(Some records)
══════════

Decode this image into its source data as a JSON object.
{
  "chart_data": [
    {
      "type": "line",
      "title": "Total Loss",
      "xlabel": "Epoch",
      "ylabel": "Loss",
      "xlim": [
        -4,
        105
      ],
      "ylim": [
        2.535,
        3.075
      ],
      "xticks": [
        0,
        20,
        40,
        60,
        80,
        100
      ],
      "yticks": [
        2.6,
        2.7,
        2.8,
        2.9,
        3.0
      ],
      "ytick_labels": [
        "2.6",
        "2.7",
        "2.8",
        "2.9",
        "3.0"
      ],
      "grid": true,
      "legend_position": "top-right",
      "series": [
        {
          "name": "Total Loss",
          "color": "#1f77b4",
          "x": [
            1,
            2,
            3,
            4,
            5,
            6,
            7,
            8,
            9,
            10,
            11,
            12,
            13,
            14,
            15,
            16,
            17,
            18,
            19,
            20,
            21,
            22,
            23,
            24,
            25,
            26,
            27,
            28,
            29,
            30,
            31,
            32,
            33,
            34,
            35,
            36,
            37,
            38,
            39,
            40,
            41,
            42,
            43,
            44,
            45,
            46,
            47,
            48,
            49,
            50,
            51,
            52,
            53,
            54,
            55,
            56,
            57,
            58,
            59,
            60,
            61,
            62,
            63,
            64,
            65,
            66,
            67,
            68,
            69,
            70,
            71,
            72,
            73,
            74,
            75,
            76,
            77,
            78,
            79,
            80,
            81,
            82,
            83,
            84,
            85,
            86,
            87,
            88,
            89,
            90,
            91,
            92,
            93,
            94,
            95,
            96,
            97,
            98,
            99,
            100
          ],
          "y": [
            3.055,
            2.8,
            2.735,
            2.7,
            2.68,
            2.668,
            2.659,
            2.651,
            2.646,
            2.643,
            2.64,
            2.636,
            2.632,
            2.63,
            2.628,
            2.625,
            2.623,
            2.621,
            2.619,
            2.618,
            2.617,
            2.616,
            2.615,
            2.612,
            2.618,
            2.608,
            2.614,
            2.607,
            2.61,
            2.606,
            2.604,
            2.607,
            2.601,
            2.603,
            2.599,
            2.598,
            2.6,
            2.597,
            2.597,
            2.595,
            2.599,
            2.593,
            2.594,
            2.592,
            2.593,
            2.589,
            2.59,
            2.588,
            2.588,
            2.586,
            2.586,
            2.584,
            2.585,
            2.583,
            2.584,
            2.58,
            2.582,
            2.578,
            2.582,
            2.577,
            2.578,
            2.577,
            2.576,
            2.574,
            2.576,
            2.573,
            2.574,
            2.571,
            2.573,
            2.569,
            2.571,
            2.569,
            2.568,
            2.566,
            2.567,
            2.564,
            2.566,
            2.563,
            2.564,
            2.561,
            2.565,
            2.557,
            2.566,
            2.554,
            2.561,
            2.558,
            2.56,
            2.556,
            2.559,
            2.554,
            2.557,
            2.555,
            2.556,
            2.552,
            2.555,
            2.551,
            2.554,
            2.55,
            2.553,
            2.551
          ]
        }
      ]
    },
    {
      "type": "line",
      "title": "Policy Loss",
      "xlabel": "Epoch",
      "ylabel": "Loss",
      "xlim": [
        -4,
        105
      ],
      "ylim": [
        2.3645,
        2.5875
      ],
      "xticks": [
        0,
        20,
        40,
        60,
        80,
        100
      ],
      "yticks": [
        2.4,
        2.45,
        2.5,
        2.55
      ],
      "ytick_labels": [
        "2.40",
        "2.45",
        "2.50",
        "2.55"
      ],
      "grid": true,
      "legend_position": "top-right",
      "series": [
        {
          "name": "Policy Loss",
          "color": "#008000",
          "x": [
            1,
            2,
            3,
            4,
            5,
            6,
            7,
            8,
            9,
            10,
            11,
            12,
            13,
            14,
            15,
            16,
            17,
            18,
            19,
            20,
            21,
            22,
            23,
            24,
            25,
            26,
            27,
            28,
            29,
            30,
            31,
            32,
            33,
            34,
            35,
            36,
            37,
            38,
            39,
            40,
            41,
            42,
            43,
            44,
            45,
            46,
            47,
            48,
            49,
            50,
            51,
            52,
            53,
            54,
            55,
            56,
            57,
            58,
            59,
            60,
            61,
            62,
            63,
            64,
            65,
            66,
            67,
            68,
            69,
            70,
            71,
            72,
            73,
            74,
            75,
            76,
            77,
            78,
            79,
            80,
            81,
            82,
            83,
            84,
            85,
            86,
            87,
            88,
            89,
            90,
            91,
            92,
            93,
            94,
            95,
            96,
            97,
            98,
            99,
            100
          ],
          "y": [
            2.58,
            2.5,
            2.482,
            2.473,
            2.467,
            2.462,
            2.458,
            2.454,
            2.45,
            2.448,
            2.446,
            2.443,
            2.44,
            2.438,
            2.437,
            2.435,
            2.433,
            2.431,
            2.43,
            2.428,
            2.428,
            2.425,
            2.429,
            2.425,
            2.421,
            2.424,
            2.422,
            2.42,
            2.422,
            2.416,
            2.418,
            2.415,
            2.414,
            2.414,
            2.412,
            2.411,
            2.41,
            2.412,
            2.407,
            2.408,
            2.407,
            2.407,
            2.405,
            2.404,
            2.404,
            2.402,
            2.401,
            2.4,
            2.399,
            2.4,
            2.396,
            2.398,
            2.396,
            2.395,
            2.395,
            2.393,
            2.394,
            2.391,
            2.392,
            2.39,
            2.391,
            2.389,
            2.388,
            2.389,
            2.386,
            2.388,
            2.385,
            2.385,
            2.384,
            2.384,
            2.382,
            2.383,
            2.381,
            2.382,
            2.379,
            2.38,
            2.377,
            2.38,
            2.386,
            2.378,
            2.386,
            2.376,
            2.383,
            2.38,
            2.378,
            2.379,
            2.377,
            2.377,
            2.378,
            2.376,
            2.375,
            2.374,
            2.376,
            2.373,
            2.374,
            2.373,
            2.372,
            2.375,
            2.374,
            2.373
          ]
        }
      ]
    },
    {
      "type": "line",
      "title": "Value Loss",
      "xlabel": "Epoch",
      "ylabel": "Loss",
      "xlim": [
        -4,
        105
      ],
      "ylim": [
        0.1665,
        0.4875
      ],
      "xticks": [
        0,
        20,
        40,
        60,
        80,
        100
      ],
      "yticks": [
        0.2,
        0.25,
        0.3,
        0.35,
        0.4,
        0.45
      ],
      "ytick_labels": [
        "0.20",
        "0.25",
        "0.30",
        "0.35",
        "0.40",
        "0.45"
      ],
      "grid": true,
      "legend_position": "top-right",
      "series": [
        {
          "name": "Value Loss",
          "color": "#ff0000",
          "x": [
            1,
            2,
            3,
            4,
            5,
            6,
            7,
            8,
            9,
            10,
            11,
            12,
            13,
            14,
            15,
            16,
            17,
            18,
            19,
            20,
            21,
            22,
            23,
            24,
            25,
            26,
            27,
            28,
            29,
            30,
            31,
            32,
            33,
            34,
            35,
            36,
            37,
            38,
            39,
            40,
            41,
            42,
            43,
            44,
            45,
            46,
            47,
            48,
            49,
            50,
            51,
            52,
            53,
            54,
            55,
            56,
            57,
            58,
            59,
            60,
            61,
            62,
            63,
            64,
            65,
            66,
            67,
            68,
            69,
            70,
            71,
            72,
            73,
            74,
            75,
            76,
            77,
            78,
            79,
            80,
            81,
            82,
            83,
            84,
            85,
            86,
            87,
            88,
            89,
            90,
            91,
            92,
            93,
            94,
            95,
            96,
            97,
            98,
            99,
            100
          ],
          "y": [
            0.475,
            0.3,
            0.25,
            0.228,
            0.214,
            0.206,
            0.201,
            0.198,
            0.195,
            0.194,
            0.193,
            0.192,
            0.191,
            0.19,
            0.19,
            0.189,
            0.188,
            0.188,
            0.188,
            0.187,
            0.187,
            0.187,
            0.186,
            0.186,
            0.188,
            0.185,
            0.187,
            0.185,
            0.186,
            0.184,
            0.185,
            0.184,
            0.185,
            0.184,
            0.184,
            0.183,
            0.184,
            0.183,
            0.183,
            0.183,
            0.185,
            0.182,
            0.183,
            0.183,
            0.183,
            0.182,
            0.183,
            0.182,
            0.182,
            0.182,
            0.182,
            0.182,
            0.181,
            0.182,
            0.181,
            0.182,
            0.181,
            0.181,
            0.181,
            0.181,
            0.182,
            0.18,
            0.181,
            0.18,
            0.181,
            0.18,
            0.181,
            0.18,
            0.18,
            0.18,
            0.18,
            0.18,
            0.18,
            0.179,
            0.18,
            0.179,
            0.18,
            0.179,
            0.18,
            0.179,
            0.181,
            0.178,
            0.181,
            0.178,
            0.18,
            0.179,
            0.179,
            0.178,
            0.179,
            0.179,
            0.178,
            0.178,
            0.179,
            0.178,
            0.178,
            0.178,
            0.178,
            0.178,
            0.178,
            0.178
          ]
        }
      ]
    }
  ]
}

══════════

• WHAT TO WORK ON:
Identify every line holding the word "name" and copy it out.

• WRITTEN ANSWER:
          "name": "Total Loss",
          "name": "Policy Loss",
          "name": "Value Loss",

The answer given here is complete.